Given instruction
Return the number of lines in which the word "name" appears; add nothing else.

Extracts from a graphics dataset
+++++

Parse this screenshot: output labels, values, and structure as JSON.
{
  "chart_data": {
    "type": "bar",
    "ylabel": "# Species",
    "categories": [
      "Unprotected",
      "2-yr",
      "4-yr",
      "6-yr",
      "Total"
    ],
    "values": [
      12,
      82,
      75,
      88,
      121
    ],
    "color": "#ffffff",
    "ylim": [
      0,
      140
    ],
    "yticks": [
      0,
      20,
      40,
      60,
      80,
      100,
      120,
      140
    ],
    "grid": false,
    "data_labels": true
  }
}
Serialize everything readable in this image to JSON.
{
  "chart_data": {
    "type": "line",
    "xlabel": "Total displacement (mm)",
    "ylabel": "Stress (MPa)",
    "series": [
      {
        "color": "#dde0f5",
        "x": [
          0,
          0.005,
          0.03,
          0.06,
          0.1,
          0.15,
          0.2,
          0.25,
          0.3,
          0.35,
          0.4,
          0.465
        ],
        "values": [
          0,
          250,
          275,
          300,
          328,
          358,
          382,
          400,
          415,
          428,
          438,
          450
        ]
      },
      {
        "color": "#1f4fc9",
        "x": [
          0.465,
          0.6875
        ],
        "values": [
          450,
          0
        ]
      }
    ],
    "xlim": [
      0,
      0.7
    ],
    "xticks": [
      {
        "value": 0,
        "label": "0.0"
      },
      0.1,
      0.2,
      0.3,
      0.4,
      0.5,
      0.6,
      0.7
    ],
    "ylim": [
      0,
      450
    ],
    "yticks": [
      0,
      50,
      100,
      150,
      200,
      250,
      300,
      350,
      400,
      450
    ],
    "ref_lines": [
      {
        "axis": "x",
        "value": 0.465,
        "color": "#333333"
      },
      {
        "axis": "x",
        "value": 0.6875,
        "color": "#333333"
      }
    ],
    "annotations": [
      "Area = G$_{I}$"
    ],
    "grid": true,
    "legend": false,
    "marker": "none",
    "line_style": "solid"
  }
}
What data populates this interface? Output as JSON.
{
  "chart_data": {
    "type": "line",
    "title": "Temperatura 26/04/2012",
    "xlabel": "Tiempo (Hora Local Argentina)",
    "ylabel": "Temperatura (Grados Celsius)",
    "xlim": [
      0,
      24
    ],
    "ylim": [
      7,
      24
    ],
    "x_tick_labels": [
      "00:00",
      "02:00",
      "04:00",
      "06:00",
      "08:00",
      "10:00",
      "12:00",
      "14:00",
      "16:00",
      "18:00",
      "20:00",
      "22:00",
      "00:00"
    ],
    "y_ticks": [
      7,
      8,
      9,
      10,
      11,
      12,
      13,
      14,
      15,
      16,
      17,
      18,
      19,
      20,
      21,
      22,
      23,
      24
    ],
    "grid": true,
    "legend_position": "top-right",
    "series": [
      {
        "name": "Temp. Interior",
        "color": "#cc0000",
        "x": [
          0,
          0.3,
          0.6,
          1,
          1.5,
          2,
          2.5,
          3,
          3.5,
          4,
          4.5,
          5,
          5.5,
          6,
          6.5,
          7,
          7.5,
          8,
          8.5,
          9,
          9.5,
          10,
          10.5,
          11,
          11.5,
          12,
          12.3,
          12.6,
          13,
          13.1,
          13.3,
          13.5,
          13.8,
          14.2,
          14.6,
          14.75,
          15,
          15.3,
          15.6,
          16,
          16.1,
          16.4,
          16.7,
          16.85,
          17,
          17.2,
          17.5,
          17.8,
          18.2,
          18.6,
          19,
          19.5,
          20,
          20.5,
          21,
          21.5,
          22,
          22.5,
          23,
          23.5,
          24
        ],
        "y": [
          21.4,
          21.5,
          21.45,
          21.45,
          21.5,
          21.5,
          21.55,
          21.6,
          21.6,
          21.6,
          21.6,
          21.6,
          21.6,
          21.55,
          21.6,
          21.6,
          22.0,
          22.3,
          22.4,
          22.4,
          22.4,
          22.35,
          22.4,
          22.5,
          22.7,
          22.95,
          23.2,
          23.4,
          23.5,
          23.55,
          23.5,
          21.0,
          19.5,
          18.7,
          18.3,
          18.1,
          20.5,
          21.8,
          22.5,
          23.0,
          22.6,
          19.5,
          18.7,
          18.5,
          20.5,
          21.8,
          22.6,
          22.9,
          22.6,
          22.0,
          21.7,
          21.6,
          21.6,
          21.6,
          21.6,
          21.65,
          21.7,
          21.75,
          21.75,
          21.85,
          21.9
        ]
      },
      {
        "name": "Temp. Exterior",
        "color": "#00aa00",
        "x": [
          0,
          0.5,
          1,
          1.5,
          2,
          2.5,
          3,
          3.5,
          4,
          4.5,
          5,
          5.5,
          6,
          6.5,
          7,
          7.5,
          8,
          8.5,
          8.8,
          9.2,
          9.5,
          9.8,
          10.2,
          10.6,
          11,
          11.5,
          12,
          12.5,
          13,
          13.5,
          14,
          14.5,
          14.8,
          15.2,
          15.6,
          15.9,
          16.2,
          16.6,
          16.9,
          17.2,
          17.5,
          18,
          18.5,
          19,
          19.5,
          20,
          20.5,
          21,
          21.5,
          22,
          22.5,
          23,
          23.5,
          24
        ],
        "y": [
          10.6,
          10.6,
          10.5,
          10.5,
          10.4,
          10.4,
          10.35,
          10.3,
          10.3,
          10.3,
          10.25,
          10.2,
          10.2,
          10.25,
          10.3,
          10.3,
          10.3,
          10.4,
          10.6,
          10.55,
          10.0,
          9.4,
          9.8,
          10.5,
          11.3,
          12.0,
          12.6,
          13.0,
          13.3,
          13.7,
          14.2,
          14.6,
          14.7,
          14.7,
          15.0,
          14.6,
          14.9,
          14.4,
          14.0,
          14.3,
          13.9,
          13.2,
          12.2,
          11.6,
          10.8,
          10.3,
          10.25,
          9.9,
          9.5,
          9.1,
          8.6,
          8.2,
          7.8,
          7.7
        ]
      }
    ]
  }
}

+++++

Exercise output
2